* **ARTICLE**
++++++++++++++++++++

Here, defendants argue that this action should be dismissed as to McCoole because, approximately 18 months after the filing of this action, McCoole has not yet been served, and plaintiffs have not acted diligently to effectuate service. Additionally, defendants argue that the video of McCoole shown to the process server by plaintiffs' counsel is "dark and grainy, " and McCoole "is in the dark throughout the video." Defendants contend that it would have been "difficult at best" for the process server to recognize McCoole from the video. Finally, defendants argue that McCoole would be prejudiced if he was required to remain in this action because the trial date of July 29, 2014, is rapidly approaching, as is the April 25, 2014 discovery cutoff and deadline for filing motions. As a result, according to defendants, they would be limited in their ability to defend this action as to McCoole if the Court granted plaintiffs an additional extension of time to serve McCoole.

Plaintiffs contend that they have engaged in diligent efforts to serve McCoole by returning to a residence in Burbank, California multiple times in order to serve McCoole.[3] Additionally, plaintiffs provide a declaration from their process server, Emily Ferris, stating that she conducted a "license plate check" on a vehicle parked outside the Burbank residence in late June 2013, and that the check showed that the vehicle was registered to McCoole. Thus, according to plaintiffs, a "paper trail" links McCoole to the Burbank residence at which he was purportedly served on July 3, 2013.[4]

As an initial matter, the Court concludes that McCoole has not yet been served in this action. McCoole states that he was only present on one occasion in the Burbank residence at which he was purportedly served. This one occasion was in May 2013, not in July of that year. It is therefore improbable that McCoole was served at the Burbank residence in July 2013. This conclusion is bolstered by the fact that, according to defendants, the video footage that serves as the basis for the process server's recognition of McCoole is unclear.

Since McCoole has not yet been served, the question remains whether a further extension of time should be granted so that plaintiffs can serve McCoole. The Court concludes that such an extension should not be granted because plaintiff has not set forth good cause for an additional extension, and an extension in the absence of good cause is not appropriate in this case.

Regarding good cause, plaintiffs have been provided with multiple extensions of time in which to serve McCoole. The Court's first order to show cause was not issued until May 22, 2013, approximately 205 days after the complaint was filed. In response to that order show cause, plaintiffs stated that they failed to "catch" that McCoole was not served at the same time as the City of Los Angeles and Beck. This type of clerical error does not rise to the level of good cause. See Dietzmann, 2009 WL 2898811, at *2. Furthermore, plaintiffs received notice from defense counsel in late July 2013, only weeks after plaintiffs' process server purportedly served McCoole, that McCoole denied having been served. In spite of receiving this notice, plaintiffs made no further attempt to serve McCoole. Additionally, plaintiffs represented in their November 18, 2013 response to the Court's third order to show cause that they intended to file an amended request for entry of default against McCoole, but plaintiffs never did so. This consistent lack of diligence precludes a finding of good cause. Cf. 4B Fed. Practice & Proc. § 1137 (3d ed.) (noting that good cause is "likely... to be found" when the "plaintiff has acted diligently in trying to effect service").

++++++++++++++++++++

* **DATA SHOWN**
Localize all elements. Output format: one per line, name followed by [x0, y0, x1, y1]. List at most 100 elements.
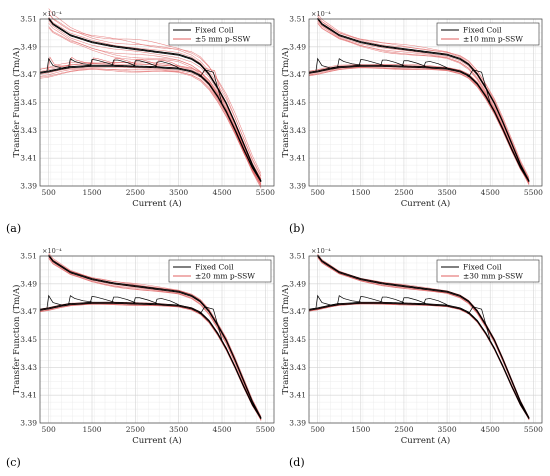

++++++++++++++++++++

* **PROBLEMS TO SOLVE**
1. Answer these questions using the court opinion above.
(a) What trial date do the defendants cite when arguing that McCoole would be prejudiced?
(b) What is the name of the plaintiffs' process server?
(c) On what date was the Court's first order to show cause issued?
2. Reproduce the passage of the court opinion that opens with the words containing "As an initial" and closes with "McCoole is unclear.".

* **SOLUTIONS FOR EACH TASK**
1.
(a) July 29, 2014.
(b) Emily Ferris.
(c) May 22, 2013.

2.
As an initial matter, the Court concludes that McCoole has not yet been served in this action. McCoole states that he was only present on one occasion in the Burbank residence at which he was purportedly served. This one occasion was in May 2013, not in July of that year. It is therefore improbable that McCoole was served at the Burbank residence in July 2013. This conclusion is bolstered by the fact that, according to defendants, the video footage that serves as the basis for the process server's recognition of McCoole is unclear.